**Stated exercise:** Copy each line in which the string "done" occurs.

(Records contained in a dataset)
# # #

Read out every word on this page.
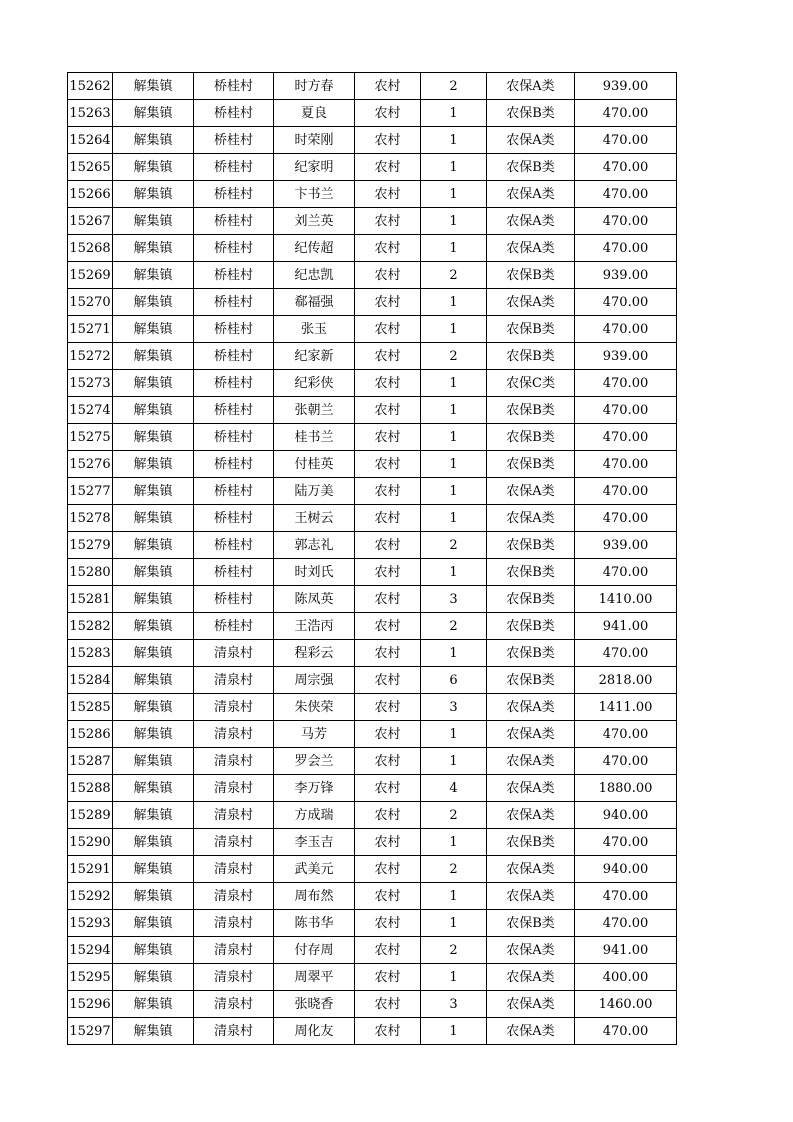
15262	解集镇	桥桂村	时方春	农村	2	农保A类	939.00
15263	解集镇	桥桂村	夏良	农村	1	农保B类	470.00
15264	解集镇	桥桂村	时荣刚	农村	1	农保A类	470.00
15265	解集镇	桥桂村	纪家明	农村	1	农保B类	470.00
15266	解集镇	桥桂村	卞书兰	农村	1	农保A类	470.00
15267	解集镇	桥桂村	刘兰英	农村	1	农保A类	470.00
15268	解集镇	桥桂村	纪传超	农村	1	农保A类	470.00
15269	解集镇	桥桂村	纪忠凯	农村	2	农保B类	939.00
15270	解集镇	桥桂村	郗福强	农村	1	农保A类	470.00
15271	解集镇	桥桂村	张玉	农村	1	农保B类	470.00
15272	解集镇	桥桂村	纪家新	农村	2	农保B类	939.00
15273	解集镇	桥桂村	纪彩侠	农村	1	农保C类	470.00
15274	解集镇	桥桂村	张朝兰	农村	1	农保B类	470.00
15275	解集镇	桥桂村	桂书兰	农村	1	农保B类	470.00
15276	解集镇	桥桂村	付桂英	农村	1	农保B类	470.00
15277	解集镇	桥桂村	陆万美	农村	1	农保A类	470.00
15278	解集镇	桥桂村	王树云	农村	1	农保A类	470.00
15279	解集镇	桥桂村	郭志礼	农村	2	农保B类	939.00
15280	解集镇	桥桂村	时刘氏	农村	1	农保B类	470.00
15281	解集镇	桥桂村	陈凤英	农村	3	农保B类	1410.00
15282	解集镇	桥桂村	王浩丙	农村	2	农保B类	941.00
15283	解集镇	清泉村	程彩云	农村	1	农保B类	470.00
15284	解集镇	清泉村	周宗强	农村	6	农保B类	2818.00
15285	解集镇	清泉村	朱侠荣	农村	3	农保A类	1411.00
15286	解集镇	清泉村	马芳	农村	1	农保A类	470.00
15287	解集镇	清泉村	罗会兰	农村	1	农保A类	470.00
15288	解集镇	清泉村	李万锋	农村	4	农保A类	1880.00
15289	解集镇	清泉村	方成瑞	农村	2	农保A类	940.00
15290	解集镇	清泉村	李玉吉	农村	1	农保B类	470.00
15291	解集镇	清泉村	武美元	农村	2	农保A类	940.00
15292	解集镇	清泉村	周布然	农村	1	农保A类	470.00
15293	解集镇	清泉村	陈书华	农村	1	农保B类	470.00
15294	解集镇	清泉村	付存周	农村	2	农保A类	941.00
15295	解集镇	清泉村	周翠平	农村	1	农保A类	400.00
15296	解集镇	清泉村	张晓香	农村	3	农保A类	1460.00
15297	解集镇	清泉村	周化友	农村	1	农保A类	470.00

# # #

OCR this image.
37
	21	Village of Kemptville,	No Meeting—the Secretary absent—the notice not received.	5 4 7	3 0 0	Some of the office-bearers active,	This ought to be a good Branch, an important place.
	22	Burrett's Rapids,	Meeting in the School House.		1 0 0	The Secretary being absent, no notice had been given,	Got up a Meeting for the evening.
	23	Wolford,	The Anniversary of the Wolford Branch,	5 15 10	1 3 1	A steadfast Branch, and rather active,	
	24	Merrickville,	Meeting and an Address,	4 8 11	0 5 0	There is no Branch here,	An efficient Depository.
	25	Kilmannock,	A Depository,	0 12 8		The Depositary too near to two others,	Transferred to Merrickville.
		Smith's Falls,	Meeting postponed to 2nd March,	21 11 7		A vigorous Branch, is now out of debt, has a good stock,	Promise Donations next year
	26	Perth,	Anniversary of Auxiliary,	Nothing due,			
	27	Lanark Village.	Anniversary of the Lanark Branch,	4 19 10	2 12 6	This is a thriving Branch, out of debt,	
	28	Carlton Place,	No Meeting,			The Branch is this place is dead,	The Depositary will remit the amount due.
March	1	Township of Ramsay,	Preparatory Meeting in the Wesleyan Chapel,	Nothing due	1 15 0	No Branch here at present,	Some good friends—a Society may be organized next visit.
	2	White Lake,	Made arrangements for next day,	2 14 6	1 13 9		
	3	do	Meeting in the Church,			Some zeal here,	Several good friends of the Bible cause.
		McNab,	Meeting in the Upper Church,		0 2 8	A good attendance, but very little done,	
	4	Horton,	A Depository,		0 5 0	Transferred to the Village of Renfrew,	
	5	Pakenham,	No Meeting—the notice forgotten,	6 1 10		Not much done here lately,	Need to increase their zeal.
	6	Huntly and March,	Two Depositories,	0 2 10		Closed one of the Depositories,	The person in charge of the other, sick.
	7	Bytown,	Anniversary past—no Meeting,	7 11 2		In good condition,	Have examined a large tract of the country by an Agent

# # #

**Written answer:**
		McNab,	Meeting in the Upper Church,		0 2 8	A good attendance, but very little done,	
	5	Pakenham,	No Meeting—the notice forgotten,	6 1 10		Not much done here lately,	Need to increase their zeal.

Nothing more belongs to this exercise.